▶ [DATA FOR THIS TASK]:
○ ○ ○ ○ ○

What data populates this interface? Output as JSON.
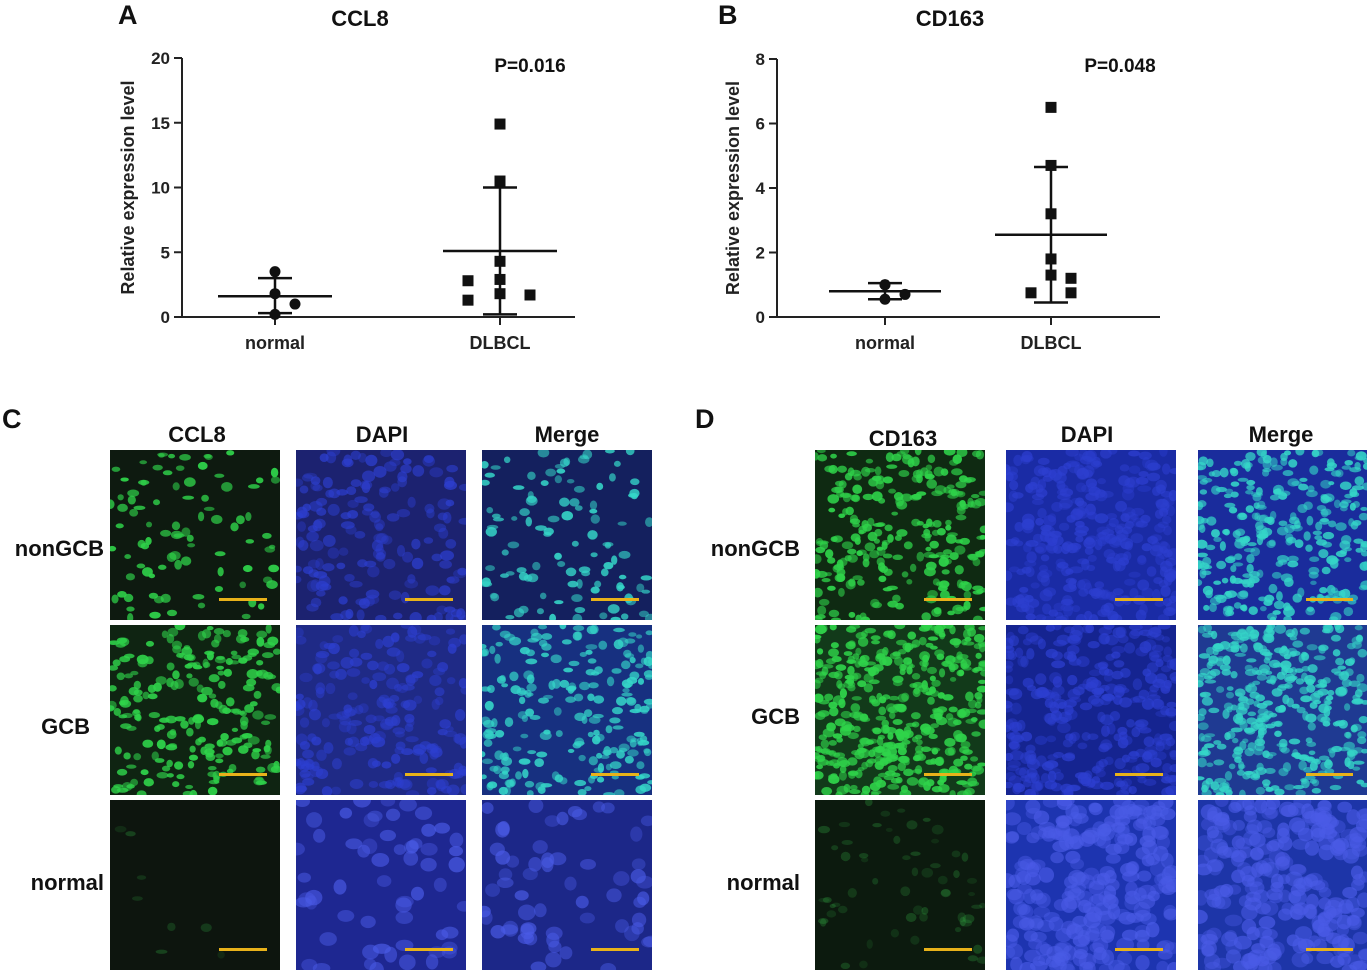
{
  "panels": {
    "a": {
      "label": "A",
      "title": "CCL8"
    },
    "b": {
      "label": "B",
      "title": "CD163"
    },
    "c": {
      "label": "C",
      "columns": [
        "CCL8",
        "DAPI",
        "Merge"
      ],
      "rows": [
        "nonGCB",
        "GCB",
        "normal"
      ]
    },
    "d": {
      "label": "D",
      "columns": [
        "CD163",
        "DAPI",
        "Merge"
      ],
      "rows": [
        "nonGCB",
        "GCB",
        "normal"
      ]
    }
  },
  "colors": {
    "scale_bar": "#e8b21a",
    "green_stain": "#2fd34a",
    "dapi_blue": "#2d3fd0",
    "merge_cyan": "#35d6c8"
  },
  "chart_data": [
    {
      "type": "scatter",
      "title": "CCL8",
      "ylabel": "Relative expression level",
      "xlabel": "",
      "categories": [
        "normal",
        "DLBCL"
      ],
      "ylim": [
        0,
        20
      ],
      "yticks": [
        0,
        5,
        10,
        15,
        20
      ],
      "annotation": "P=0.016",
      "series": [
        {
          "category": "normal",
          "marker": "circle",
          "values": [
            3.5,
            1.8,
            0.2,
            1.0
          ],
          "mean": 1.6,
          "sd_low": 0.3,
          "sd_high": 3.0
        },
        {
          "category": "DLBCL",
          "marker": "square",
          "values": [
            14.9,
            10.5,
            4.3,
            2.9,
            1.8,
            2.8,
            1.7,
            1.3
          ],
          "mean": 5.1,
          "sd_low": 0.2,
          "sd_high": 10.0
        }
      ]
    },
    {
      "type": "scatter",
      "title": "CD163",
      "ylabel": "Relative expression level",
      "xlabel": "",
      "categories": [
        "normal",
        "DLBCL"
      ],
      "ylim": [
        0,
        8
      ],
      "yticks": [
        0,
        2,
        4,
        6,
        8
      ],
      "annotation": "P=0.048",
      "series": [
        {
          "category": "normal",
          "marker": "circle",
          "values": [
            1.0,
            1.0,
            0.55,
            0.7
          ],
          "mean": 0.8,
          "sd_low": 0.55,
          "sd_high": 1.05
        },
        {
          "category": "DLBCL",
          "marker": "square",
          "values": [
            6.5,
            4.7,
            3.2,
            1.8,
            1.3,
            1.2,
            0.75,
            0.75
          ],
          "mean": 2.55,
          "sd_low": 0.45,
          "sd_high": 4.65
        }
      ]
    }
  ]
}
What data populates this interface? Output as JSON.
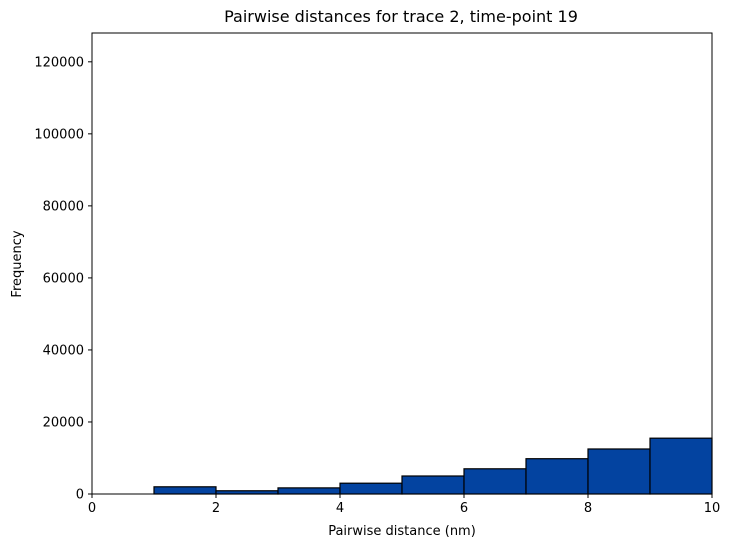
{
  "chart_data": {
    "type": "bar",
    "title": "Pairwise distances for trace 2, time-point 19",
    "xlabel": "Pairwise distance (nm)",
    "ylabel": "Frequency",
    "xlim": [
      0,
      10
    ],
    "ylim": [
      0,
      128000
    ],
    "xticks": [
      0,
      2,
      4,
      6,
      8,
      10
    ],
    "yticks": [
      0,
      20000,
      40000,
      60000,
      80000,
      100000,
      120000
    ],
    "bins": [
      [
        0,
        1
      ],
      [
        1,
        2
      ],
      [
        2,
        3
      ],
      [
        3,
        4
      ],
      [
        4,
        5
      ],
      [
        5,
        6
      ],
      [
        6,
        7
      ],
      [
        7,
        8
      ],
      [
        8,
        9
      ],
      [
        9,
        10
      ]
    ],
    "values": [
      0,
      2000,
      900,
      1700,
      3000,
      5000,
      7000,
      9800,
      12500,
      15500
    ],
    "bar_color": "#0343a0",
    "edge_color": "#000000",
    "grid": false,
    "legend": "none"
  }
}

○ ○ ○ ○ ○

▶ [STATED GOAL]:
Above are the records; reproduce them exactly and leave out the pictures.

▶ [COMPLETE RESPONSE]:
What data populates this interface? Output as JSON.
{
  "panels": {
    "a": {
      "label": "A",
      "title": "CCL8"
    },
    "b": {
      "label": "B",
      "title": "CD163"
    },
    "c": {
      "label": "C",
      "columns": [
        "CCL8",
        "DAPI",
        "Merge"
      ],
      "rows": [
        "nonGCB",
        "GCB",
        "normal"
      ]
    },
    "d": {
      "label": "D",
      "columns": [
        "CD163",
        "DAPI",
        "Merge"
      ],
      "rows": [
        "nonGCB",
        "GCB",
        "normal"
      ]
    }
  },
  "colors": {
    "scale_bar": "#e8b21a",
    "green_stain": "#2fd34a",
    "dapi_blue": "#2d3fd0",
    "merge_cyan": "#35d6c8"
  },
  "chart_data": [
    {
      "type": "scatter",
      "title": "CCL8",
      "ylabel": "Relative expression level",
      "xlabel": "",
      "categories": [
        "normal",
        "DLBCL"
      ],
      "ylim": [
        0,
        20
      ],
      "yticks": [
        0,
        5,
        10,
        15,
        20
      ],
      "annotation": "P=0.016",
      "series": [
        {
          "category": "normal",
          "marker": "circle",
          "values": [
            3.5,
            1.8,
            0.2,
            1.0
          ],
          "mean": 1.6,
          "sd_low": 0.3,
          "sd_high": 3.0
        },
        {
          "category": "DLBCL",
          "marker": "square",
          "values": [
            14.9,
            10.5,
            4.3,
            2.9,
            1.8,
            2.8,
            1.7,
            1.3
          ],
          "mean": 5.1,
          "sd_low": 0.2,
          "sd_high": 10.0
        }
      ]
    },
    {
      "type": "scatter",
      "title": "CD163",
      "ylabel": "Relative expression level",
      "xlabel": "",
      "categories": [
        "normal",
        "DLBCL"
      ],
      "ylim": [
        0,
        8
      ],
      "yticks": [
        0,
        2,
        4,
        6,
        8
      ],
      "annotation": "P=0.048",
      "series": [
        {
          "category": "normal",
          "marker": "circle",
          "values": [
            1.0,
            1.0,
            0.55,
            0.7
          ],
          "mean": 0.8,
          "sd_low": 0.55,
          "sd_high": 1.05
        },
        {
          "category": "DLBCL",
          "marker": "square",
          "values": [
            6.5,
            4.7,
            3.2,
            1.8,
            1.3,
            1.2,
            0.75,
            0.75
          ],
          "mean": 2.55,
          "sd_low": 0.45,
          "sd_high": 4.65
        }
      ]
    }
  ]
}
What data populates this interface? Output as JSON.
{
  "chart_data": {
    "type": "bar",
    "title": "Pairwise distances for trace 2, time-point 19",
    "xlabel": "Pairwise distance (nm)",
    "ylabel": "Frequency",
    "xlim": [
      0,
      10
    ],
    "ylim": [
      0,
      128000
    ],
    "xticks": [
      0,
      2,
      4,
      6,
      8,
      10
    ],
    "yticks": [
      0,
      20000,
      40000,
      60000,
      80000,
      100000,
      120000
    ],
    "bins": [
      [
        0,
        1
      ],
      [
        1,
        2
      ],
      [
        2,
        3
      ],
      [
        3,
        4
      ],
      [
        4,
        5
      ],
      [
        5,
        6
      ],
      [
        6,
        7
      ],
      [
        7,
        8
      ],
      [
        8,
        9
      ],
      [
        9,
        10
      ]
    ],
    "values": [
      0,
      2000,
      900,
      1700,
      3000,
      5000,
      7000,
      9800,
      12500,
      15500
    ],
    "bar_color": "#0343a0",
    "edge_color": "#000000",
    "grid": false,
    "legend": "none"
  }
}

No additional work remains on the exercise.